# WHAT NEEDS TO BE DONE:
Extract every record, keeping each one exactly as it is.

++++

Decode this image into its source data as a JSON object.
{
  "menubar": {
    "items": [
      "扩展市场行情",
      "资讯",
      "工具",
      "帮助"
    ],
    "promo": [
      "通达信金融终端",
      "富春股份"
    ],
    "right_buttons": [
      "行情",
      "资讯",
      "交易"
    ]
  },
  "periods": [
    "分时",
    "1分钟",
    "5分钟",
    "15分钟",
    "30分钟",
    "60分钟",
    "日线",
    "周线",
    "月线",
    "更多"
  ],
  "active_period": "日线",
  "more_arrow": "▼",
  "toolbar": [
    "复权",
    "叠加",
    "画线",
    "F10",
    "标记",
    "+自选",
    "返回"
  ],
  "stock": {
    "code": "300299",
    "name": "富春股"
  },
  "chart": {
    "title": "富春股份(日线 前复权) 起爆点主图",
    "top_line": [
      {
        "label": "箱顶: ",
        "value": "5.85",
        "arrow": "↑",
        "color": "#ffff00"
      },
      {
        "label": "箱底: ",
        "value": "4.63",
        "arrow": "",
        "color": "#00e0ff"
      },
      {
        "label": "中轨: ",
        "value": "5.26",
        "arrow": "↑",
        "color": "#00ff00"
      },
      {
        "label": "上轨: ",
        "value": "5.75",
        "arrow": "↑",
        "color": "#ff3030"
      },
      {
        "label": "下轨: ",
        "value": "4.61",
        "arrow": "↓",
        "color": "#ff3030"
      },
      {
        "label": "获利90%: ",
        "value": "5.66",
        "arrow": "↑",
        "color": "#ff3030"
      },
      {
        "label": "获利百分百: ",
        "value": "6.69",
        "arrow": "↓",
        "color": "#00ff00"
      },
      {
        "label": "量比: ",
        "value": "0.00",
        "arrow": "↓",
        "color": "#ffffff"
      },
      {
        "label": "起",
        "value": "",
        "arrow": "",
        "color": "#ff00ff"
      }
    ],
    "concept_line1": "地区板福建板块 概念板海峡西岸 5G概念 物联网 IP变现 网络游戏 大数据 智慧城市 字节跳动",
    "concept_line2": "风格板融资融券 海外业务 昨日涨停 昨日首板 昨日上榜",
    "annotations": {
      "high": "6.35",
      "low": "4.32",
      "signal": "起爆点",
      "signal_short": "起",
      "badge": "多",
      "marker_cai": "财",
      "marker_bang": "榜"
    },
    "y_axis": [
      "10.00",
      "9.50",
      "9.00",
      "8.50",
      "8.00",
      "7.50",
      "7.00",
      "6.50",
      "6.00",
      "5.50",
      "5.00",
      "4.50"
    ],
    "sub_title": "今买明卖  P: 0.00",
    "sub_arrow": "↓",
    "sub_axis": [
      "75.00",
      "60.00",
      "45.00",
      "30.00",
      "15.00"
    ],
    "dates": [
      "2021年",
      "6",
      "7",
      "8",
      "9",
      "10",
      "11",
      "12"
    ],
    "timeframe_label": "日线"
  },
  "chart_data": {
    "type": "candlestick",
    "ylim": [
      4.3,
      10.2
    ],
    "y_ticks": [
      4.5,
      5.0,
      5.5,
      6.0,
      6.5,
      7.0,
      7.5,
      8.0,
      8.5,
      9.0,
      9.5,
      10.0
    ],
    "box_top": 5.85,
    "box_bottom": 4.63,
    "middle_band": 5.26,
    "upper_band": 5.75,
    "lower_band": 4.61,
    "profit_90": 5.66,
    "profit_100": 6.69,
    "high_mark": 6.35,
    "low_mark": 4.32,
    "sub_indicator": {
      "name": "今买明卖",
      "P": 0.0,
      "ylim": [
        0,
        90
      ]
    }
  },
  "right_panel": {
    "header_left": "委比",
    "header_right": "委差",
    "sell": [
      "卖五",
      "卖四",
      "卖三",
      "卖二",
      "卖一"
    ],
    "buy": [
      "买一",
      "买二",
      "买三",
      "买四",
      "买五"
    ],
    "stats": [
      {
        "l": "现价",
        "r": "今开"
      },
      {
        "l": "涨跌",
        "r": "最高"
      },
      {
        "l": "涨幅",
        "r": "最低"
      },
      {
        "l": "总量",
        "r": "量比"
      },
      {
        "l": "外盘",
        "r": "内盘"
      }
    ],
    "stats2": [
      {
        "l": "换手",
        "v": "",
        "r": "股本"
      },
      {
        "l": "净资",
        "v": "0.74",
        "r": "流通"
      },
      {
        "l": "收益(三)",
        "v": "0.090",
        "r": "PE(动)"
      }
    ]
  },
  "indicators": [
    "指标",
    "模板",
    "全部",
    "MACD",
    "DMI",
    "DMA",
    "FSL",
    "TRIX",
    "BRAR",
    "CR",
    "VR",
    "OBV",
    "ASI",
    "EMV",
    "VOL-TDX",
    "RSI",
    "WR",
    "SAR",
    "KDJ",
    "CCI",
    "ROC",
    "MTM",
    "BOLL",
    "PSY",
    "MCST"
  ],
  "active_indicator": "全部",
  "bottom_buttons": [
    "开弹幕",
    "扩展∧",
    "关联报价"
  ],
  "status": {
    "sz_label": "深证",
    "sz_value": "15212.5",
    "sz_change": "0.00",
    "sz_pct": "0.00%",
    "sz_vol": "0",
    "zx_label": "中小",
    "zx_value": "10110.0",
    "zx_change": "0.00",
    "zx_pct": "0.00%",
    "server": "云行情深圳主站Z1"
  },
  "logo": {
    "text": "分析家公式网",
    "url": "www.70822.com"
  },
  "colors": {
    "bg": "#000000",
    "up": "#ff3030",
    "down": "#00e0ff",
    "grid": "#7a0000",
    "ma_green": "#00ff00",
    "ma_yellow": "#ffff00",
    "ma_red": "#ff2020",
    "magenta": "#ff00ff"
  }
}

++++

# ANSWER TO THE TASK:
Decode this image into its source data as a JSON object.
{
  "menubar": {
    "items": [
      "扩展市场行情",
      "资讯",
      "工具",
      "帮助"
    ],
    "promo": [
      "通达信金融终端",
      "富春股份"
    ],
    "right_buttons": [
      "行情",
      "资讯",
      "交易"
    ]
  },
  "periods": [
    "分时",
    "1分钟",
    "5分钟",
    "15分钟",
    "30分钟",
    "60分钟",
    "日线",
    "周线",
    "月线",
    "更多"
  ],
  "active_period": "日线",
  "more_arrow": "▼",
  "toolbar": [
    "复权",
    "叠加",
    "画线",
    "F10",
    "标记",
    "+自选",
    "返回"
  ],
  "stock": {
    "code": "300299",
    "name": "富春股"
  },
  "chart": {
    "title": "富春股份(日线 前复权) 起爆点主图",
    "top_line": [
      {
        "label": "箱顶: ",
        "value": "5.85",
        "arrow": "↑",
        "color": "#ffff00"
      },
      {
        "label": "箱底: ",
        "value": "4.63",
        "arrow": "",
        "color": "#00e0ff"
      },
      {
        "label": "中轨: ",
        "value": "5.26",
        "arrow": "↑",
        "color": "#00ff00"
      },
      {
        "label": "上轨: ",
        "value": "5.75",
        "arrow": "↑",
        "color": "#ff3030"
      },
      {
        "label": "下轨: ",
        "value": "4.61",
        "arrow": "↓",
        "color": "#ff3030"
      },
      {
        "label": "获利90%: ",
        "value": "5.66",
        "arrow": "↑",
        "color": "#ff3030"
      },
      {
        "label": "获利百分百: ",
        "value": "6.69",
        "arrow": "↓",
        "color": "#00ff00"
      },
      {
        "label": "量比: ",
        "value": "0.00",
        "arrow": "↓",
        "color": "#ffffff"
      },
      {
        "label": "起",
        "value": "",
        "arrow": "",
        "color": "#ff00ff"
      }
    ],
    "concept_line1": "地区板福建板块 概念板海峡西岸 5G概念 物联网 IP变现 网络游戏 大数据 智慧城市 字节跳动",
    "concept_line2": "风格板融资融券 海外业务 昨日涨停 昨日首板 昨日上榜",
    "annotations": {
      "high": "6.35",
      "low": "4.32",
      "signal": "起爆点",
      "signal_short": "起",
      "badge": "多",
      "marker_cai": "财",
      "marker_bang": "榜"
    },
    "y_axis": [
      "10.00",
      "9.50",
      "9.00",
      "8.50",
      "8.00",
      "7.50",
      "7.00",
      "6.50",
      "6.00",
      "5.50",
      "5.00",
      "4.50"
    ],
    "sub_title": "今买明卖  P: 0.00",
    "sub_arrow": "↓",
    "sub_axis": [
      "75.00",
      "60.00",
      "45.00",
      "30.00",
      "15.00"
    ],
    "dates": [
      "2021年",
      "6",
      "7",
      "8",
      "9",
      "10",
      "11",
      "12"
    ],
    "timeframe_label": "日线"
  },
  "chart_data": {
    "type": "candlestick",
    "ylim": [
      4.3,
      10.2
    ],
    "y_ticks": [
      4.5,
      5.0,
      5.5,
      6.0,
      6.5,
      7.0,
      7.5,
      8.0,
      8.5,
      9.0,
      9.5,
      10.0
    ],
    "box_top": 5.85,
    "box_bottom": 4.63,
    "middle_band": 5.26,
    "upper_band": 5.75,
    "lower_band": 4.61,
    "profit_90": 5.66,
    "profit_100": 6.69,
    "high_mark": 6.35,
    "low_mark": 4.32,
    "sub_indicator": {
      "name": "今买明卖",
      "P": 0.0,
      "ylim": [
        0,
        90
      ]
    }
  },
  "right_panel": {
    "header_left": "委比",
    "header_right": "委差",
    "sell": [
      "卖五",
      "卖四",
      "卖三",
      "卖二",
      "卖一"
    ],
    "buy": [
      "买一",
      "买二",
      "买三",
      "买四",
      "买五"
    ],
    "stats": [
      {
        "l": "现价",
        "r": "今开"
      },
      {
        "l": "涨跌",
        "r": "最高"
      },
      {
        "l": "涨幅",
        "r": "最低"
      },
      {
        "l": "总量",
        "r": "量比"
      },
      {
        "l": "外盘",
        "r": "内盘"
      }
    ],
    "stats2": [
      {
        "l": "换手",
        "v": "",
        "r": "股本"
      },
      {
        "l": "净资",
        "v": "0.74",
        "r": "流通"
      },
      {
        "l": "收益(三)",
        "v": "0.090",
        "r": "PE(动)"
      }
    ]
  },
  "indicators": [
    "指标",
    "模板",
    "全部",
    "MACD",
    "DMI",
    "DMA",
    "FSL",
    "TRIX",
    "BRAR",
    "CR",
    "VR",
    "OBV",
    "ASI",
    "EMV",
    "VOL-TDX",
    "RSI",
    "WR",
    "SAR",
    "KDJ",
    "CCI",
    "ROC",
    "MTM",
    "BOLL",
    "PSY",
    "MCST"
  ],
  "active_indicator": "全部",
  "bottom_buttons": [
    "开弹幕",
    "扩展∧",
    "关联报价"
  ],
  "status": {
    "sz_label": "深证",
    "sz_value": "15212.5",
    "sz_change": "0.00",
    "sz_pct": "0.00%",
    "sz_vol": "0",
    "zx_label": "中小",
    "zx_value": "10110.0",
    "zx_change": "0.00",
    "zx_pct": "0.00%",
    "server": "云行情深圳主站Z1"
  },
  "logo": {
    "text": "分析家公式网",
    "url": "www.70822.com"
  },
  "colors": {
    "bg": "#000000",
    "up": "#ff3030",
    "down": "#00e0ff",
    "grid": "#7a0000",
    "ma_green": "#00ff00",
    "ma_yellow": "#ffff00",
    "ma_red": "#ff2020",
    "magenta": "#ff00ff"
  }
}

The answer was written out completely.